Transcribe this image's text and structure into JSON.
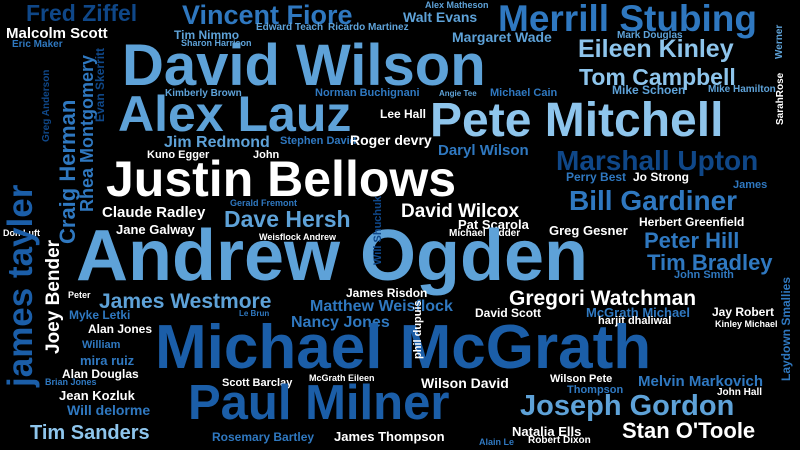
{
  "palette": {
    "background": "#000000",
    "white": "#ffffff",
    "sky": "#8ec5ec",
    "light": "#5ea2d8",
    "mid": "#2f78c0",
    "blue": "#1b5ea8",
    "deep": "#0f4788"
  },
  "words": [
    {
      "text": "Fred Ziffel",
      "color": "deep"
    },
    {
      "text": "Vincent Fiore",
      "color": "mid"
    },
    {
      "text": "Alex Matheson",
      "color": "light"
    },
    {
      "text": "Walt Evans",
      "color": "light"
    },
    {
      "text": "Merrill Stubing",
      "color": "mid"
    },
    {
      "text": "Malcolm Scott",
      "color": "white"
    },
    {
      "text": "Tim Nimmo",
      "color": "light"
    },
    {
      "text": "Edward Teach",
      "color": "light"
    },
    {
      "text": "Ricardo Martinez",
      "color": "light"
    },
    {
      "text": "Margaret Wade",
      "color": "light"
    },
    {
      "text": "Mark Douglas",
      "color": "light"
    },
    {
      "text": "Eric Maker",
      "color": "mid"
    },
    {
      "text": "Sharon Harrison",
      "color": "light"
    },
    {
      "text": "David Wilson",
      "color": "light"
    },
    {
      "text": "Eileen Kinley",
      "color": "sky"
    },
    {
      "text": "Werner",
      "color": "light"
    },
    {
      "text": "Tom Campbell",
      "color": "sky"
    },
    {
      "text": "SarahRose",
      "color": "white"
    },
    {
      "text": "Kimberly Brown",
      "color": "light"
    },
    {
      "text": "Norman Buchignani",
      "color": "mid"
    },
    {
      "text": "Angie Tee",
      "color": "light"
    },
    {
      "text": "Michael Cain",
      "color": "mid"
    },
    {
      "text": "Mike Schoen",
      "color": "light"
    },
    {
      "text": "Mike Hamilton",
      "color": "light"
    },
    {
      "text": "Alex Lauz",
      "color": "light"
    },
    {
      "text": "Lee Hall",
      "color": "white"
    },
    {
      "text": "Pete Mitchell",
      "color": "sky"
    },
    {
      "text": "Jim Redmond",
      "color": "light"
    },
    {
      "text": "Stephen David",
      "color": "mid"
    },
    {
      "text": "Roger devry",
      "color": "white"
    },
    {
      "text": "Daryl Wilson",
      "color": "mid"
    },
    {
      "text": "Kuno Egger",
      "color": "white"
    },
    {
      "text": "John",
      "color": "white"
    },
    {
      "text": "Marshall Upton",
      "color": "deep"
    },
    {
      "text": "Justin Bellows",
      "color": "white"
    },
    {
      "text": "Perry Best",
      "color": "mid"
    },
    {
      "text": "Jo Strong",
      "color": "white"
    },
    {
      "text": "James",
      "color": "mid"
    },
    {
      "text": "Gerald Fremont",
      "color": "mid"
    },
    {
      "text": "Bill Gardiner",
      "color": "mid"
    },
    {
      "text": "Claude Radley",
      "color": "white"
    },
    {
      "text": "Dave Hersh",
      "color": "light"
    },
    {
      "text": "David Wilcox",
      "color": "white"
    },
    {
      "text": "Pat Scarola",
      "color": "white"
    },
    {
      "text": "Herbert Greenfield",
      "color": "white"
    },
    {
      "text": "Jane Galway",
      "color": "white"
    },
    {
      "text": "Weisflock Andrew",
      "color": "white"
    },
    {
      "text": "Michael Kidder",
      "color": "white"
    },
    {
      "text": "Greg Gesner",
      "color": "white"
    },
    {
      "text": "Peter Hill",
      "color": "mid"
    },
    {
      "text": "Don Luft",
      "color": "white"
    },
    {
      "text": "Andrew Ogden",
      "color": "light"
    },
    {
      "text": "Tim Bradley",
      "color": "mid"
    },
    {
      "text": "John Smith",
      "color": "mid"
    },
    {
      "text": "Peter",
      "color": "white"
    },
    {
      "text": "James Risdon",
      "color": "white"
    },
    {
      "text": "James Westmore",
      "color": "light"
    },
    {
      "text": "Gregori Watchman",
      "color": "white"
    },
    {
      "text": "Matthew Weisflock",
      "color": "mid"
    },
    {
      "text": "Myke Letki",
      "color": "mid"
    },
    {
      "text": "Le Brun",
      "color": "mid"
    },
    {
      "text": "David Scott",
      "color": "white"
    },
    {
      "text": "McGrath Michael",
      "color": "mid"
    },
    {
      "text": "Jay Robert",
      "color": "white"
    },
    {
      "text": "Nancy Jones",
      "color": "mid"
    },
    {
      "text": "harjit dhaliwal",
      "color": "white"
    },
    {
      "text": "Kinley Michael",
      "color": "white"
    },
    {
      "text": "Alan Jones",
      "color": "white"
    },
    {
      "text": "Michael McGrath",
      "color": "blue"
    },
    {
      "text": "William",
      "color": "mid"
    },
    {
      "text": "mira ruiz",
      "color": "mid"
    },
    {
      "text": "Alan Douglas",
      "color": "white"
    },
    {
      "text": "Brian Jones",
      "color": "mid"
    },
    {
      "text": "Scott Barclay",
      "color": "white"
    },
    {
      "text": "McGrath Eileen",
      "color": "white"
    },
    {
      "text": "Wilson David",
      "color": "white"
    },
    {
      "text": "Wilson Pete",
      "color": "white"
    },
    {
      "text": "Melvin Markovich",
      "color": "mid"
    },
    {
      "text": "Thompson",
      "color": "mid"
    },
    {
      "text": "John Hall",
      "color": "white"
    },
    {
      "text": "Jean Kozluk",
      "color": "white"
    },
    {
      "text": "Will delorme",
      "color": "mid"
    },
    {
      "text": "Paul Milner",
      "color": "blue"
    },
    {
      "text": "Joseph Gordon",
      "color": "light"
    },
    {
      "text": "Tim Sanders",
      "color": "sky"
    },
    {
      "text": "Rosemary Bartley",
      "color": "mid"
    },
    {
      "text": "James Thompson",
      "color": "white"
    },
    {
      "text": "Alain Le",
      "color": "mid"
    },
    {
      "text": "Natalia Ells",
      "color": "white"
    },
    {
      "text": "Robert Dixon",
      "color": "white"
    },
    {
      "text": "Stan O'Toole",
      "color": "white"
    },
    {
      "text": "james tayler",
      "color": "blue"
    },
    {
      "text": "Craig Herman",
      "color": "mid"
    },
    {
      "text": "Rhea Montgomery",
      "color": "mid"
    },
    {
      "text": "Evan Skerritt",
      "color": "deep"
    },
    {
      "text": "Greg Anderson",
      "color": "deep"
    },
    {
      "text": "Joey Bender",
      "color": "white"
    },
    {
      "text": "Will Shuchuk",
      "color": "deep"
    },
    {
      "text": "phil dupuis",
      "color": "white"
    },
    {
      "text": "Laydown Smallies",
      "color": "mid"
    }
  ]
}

■ **Written problem**:
Leave out the pictures and copy everything else in the records word for word.

■ **Worked solution**:
Transcribe this image's text and structure into JSON.
{
  "palette": {
    "background": "#000000",
    "white": "#ffffff",
    "sky": "#8ec5ec",
    "light": "#5ea2d8",
    "mid": "#2f78c0",
    "blue": "#1b5ea8",
    "deep": "#0f4788"
  },
  "words": [
    {
      "text": "Fred Ziffel",
      "color": "deep"
    },
    {
      "text": "Vincent Fiore",
      "color": "mid"
    },
    {
      "text": "Alex Matheson",
      "color": "light"
    },
    {
      "text": "Walt Evans",
      "color": "light"
    },
    {
      "text": "Merrill Stubing",
      "color": "mid"
    },
    {
      "text": "Malcolm Scott",
      "color": "white"
    },
    {
      "text": "Tim Nimmo",
      "color": "light"
    },
    {
      "text": "Edward Teach",
      "color": "light"
    },
    {
      "text": "Ricardo Martinez",
      "color": "light"
    },
    {
      "text": "Margaret Wade",
      "color": "light"
    },
    {
      "text": "Mark Douglas",
      "color": "light"
    },
    {
      "text": "Eric Maker",
      "color": "mid"
    },
    {
      "text": "Sharon Harrison",
      "color": "light"
    },
    {
      "text": "David Wilson",
      "color": "light"
    },
    {
      "text": "Eileen Kinley",
      "color": "sky"
    },
    {
      "text": "Werner",
      "color": "light"
    },
    {
      "text": "Tom Campbell",
      "color": "sky"
    },
    {
      "text": "SarahRose",
      "color": "white"
    },
    {
      "text": "Kimberly Brown",
      "color": "light"
    },
    {
      "text": "Norman Buchignani",
      "color": "mid"
    },
    {
      "text": "Angie Tee",
      "color": "light"
    },
    {
      "text": "Michael Cain",
      "color": "mid"
    },
    {
      "text": "Mike Schoen",
      "color": "light"
    },
    {
      "text": "Mike Hamilton",
      "color": "light"
    },
    {
      "text": "Alex Lauz",
      "color": "light"
    },
    {
      "text": "Lee Hall",
      "color": "white"
    },
    {
      "text": "Pete Mitchell",
      "color": "sky"
    },
    {
      "text": "Jim Redmond",
      "color": "light"
    },
    {
      "text": "Stephen David",
      "color": "mid"
    },
    {
      "text": "Roger devry",
      "color": "white"
    },
    {
      "text": "Daryl Wilson",
      "color": "mid"
    },
    {
      "text": "Kuno Egger",
      "color": "white"
    },
    {
      "text": "John",
      "color": "white"
    },
    {
      "text": "Marshall Upton",
      "color": "deep"
    },
    {
      "text": "Justin Bellows",
      "color": "white"
    },
    {
      "text": "Perry Best",
      "color": "mid"
    },
    {
      "text": "Jo Strong",
      "color": "white"
    },
    {
      "text": "James",
      "color": "mid"
    },
    {
      "text": "Gerald Fremont",
      "color": "mid"
    },
    {
      "text": "Bill Gardiner",
      "color": "mid"
    },
    {
      "text": "Claude Radley",
      "color": "white"
    },
    {
      "text": "Dave Hersh",
      "color": "light"
    },
    {
      "text": "David Wilcox",
      "color": "white"
    },
    {
      "text": "Pat Scarola",
      "color": "white"
    },
    {
      "text": "Herbert Greenfield",
      "color": "white"
    },
    {
      "text": "Jane Galway",
      "color": "white"
    },
    {
      "text": "Weisflock Andrew",
      "color": "white"
    },
    {
      "text": "Michael Kidder",
      "color": "white"
    },
    {
      "text": "Greg Gesner",
      "color": "white"
    },
    {
      "text": "Peter Hill",
      "color": "mid"
    },
    {
      "text": "Don Luft",
      "color": "white"
    },
    {
      "text": "Andrew Ogden",
      "color": "light"
    },
    {
      "text": "Tim Bradley",
      "color": "mid"
    },
    {
      "text": "John Smith",
      "color": "mid"
    },
    {
      "text": "Peter",
      "color": "white"
    },
    {
      "text": "James Risdon",
      "color": "white"
    },
    {
      "text": "James Westmore",
      "color": "light"
    },
    {
      "text": "Gregori Watchman",
      "color": "white"
    },
    {
      "text": "Matthew Weisflock",
      "color": "mid"
    },
    {
      "text": "Myke Letki",
      "color": "mid"
    },
    {
      "text": "Le Brun",
      "color": "mid"
    },
    {
      "text": "David Scott",
      "color": "white"
    },
    {
      "text": "McGrath Michael",
      "color": "mid"
    },
    {
      "text": "Jay Robert",
      "color": "white"
    },
    {
      "text": "Nancy Jones",
      "color": "mid"
    },
    {
      "text": "harjit dhaliwal",
      "color": "white"
    },
    {
      "text": "Kinley Michael",
      "color": "white"
    },
    {
      "text": "Alan Jones",
      "color": "white"
    },
    {
      "text": "Michael McGrath",
      "color": "blue"
    },
    {
      "text": "William",
      "color": "mid"
    },
    {
      "text": "mira ruiz",
      "color": "mid"
    },
    {
      "text": "Alan Douglas",
      "color": "white"
    },
    {
      "text": "Brian Jones",
      "color": "mid"
    },
    {
      "text": "Scott Barclay",
      "color": "white"
    },
    {
      "text": "McGrath Eileen",
      "color": "white"
    },
    {
      "text": "Wilson David",
      "color": "white"
    },
    {
      "text": "Wilson Pete",
      "color": "white"
    },
    {
      "text": "Melvin Markovich",
      "color": "mid"
    },
    {
      "text": "Thompson",
      "color": "mid"
    },
    {
      "text": "John Hall",
      "color": "white"
    },
    {
      "text": "Jean Kozluk",
      "color": "white"
    },
    {
      "text": "Will delorme",
      "color": "mid"
    },
    {
      "text": "Paul Milner",
      "color": "blue"
    },
    {
      "text": "Joseph Gordon",
      "color": "light"
    },
    {
      "text": "Tim Sanders",
      "color": "sky"
    },
    {
      "text": "Rosemary Bartley",
      "color": "mid"
    },
    {
      "text": "James Thompson",
      "color": "white"
    },
    {
      "text": "Alain Le",
      "color": "mid"
    },
    {
      "text": "Natalia Ells",
      "color": "white"
    },
    {
      "text": "Robert Dixon",
      "color": "white"
    },
    {
      "text": "Stan O'Toole",
      "color": "white"
    },
    {
      "text": "james tayler",
      "color": "blue"
    },
    {
      "text": "Craig Herman",
      "color": "mid"
    },
    {
      "text": "Rhea Montgomery",
      "color": "mid"
    },
    {
      "text": "Evan Skerritt",
      "color": "deep"
    },
    {
      "text": "Greg Anderson",
      "color": "deep"
    },
    {
      "text": "Joey Bender",
      "color": "white"
    },
    {
      "text": "Will Shuchuk",
      "color": "deep"
    },
    {
      "text": "phil dupuis",
      "color": "white"
    },
    {
      "text": "Laydown Smallies",
      "color": "mid"
    }
  ]
}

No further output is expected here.